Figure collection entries
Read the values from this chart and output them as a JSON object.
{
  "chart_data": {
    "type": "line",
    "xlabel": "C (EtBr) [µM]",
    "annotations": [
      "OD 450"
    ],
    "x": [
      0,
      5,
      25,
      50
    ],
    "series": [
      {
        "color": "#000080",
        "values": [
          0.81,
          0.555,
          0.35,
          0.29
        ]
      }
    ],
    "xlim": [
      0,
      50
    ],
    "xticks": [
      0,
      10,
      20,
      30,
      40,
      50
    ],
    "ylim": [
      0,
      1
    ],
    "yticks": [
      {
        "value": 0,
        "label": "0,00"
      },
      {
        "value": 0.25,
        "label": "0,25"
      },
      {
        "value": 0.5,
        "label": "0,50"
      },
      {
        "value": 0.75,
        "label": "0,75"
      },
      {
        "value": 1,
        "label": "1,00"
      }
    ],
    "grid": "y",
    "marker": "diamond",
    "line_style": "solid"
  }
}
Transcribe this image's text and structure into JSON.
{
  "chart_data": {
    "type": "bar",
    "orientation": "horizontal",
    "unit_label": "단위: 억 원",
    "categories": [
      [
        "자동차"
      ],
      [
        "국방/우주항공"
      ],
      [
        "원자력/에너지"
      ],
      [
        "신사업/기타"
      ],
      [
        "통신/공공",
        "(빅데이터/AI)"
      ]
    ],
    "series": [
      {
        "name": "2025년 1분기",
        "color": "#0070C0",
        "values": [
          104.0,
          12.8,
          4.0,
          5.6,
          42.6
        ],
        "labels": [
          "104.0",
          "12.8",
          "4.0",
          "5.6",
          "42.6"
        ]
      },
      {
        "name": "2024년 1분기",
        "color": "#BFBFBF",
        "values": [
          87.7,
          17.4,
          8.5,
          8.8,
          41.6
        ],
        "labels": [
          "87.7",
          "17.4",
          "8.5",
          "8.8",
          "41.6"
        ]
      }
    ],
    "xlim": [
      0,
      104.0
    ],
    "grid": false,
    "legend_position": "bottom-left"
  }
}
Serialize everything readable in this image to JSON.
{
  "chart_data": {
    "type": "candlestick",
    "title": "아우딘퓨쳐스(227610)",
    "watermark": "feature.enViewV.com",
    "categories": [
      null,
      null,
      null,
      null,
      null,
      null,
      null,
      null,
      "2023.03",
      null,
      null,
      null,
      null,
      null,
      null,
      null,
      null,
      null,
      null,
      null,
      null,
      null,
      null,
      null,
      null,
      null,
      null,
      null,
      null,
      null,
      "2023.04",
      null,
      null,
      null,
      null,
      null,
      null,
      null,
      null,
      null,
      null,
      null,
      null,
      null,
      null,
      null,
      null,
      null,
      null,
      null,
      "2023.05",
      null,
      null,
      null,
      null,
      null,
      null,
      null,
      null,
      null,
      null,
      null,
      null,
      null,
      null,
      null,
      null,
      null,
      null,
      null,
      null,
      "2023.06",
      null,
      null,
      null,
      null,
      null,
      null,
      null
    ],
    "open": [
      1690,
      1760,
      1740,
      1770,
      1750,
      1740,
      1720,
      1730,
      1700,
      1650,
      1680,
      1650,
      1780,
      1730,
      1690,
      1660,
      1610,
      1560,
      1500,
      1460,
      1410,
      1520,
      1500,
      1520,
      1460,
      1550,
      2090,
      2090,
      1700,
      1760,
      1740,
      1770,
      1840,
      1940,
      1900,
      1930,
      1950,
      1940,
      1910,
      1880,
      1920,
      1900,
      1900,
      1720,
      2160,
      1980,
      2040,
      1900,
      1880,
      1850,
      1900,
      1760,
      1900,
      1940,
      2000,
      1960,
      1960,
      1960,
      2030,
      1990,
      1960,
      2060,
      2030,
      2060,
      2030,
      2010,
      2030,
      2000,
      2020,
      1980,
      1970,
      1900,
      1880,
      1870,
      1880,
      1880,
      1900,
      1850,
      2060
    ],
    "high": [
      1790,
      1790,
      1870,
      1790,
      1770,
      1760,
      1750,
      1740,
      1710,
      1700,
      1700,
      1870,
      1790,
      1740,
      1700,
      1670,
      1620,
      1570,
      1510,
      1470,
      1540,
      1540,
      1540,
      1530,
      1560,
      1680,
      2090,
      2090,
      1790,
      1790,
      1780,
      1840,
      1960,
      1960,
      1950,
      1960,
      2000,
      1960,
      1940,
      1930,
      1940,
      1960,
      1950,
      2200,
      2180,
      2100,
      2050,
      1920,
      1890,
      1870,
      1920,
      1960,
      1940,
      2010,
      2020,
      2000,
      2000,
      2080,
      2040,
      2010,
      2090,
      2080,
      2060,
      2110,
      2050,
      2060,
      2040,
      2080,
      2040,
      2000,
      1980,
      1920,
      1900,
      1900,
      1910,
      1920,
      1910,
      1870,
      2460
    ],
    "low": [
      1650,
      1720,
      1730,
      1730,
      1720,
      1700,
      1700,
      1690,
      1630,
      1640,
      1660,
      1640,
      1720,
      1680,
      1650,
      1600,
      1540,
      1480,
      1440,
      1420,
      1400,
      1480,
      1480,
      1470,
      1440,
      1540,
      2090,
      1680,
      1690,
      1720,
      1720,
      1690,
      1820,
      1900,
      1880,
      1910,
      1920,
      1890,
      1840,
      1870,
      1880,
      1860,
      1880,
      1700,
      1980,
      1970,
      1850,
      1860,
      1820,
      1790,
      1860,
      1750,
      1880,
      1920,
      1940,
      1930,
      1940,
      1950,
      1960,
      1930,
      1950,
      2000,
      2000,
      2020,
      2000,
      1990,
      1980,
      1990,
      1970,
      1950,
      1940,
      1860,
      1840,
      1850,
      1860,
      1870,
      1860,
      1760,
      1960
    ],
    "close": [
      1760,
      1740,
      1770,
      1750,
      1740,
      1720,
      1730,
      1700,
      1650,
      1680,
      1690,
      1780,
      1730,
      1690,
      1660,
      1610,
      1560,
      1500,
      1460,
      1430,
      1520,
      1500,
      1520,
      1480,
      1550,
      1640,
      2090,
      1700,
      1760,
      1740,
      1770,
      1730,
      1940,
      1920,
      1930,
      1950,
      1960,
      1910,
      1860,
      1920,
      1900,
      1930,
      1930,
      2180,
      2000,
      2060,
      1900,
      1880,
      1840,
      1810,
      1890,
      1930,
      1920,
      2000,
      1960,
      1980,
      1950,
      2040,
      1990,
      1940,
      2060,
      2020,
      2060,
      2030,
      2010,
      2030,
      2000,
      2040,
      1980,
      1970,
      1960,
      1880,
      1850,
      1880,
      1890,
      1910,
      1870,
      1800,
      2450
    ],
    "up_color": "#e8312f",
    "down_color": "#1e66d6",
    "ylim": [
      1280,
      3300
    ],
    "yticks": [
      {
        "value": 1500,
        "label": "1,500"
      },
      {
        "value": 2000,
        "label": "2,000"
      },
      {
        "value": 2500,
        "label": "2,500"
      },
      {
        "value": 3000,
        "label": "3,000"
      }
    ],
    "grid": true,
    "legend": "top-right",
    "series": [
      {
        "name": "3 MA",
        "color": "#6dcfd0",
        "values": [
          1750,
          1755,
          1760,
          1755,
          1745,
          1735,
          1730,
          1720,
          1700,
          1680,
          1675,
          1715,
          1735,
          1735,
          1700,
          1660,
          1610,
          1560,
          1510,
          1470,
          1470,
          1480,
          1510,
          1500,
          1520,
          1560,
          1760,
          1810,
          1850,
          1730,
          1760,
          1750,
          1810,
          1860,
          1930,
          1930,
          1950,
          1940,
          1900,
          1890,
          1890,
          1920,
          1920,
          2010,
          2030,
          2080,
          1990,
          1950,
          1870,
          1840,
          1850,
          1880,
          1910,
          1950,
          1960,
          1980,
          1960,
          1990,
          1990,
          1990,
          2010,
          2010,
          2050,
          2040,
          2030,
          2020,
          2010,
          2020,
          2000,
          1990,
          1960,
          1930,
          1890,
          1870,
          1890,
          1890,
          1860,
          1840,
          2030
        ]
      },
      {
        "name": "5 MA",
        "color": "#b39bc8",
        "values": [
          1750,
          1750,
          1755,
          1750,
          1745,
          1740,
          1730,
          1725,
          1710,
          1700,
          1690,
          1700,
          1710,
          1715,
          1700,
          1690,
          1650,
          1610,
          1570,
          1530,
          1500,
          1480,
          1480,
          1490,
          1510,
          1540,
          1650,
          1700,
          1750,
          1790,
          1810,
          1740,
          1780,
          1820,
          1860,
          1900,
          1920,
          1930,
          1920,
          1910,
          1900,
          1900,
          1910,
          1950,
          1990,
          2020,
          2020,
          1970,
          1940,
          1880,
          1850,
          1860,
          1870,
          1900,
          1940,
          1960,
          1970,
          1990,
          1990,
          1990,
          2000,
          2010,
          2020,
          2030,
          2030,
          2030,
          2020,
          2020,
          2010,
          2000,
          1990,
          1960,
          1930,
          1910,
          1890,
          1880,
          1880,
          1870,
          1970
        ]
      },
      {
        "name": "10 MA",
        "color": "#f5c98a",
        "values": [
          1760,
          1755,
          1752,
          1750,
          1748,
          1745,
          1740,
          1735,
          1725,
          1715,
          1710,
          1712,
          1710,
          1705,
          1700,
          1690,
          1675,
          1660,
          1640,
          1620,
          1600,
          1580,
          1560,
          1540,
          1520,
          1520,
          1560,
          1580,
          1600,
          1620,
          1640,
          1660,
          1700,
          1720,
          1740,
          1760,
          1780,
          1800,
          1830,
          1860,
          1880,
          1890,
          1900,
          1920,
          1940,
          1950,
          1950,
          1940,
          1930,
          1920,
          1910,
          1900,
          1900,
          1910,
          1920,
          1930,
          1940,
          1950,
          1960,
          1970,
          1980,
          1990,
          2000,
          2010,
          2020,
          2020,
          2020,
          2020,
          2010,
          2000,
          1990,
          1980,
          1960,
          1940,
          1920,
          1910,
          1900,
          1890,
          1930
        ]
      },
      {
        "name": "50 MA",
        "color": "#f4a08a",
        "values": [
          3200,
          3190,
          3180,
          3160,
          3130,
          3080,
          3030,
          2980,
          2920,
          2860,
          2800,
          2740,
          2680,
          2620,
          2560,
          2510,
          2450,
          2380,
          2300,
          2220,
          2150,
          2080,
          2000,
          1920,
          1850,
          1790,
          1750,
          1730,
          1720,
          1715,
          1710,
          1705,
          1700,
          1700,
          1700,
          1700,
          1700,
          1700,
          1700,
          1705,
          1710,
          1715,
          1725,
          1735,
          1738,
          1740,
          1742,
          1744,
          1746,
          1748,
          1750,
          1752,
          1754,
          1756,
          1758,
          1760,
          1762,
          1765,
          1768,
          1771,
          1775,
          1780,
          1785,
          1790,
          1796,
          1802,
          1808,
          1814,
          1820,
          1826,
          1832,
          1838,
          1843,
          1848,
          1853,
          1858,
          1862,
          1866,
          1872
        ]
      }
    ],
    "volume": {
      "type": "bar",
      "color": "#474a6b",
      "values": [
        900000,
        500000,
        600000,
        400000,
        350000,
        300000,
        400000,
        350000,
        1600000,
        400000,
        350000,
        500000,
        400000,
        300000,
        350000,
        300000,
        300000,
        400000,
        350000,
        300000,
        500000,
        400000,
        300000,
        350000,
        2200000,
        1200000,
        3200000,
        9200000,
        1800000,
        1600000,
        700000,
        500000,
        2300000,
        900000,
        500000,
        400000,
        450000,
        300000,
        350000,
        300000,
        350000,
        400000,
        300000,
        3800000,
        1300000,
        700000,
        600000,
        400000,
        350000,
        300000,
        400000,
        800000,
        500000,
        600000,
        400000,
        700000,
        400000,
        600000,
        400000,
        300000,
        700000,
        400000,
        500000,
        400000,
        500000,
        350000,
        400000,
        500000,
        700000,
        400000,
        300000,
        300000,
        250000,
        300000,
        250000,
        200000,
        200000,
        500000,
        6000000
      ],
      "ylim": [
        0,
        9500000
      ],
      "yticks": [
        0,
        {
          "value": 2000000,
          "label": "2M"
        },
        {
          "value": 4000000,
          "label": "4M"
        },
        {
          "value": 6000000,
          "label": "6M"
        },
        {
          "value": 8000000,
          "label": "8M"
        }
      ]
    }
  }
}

## Given request
Only the number is needed: state how many lines in the listing contain "image".

## Exercise solution
2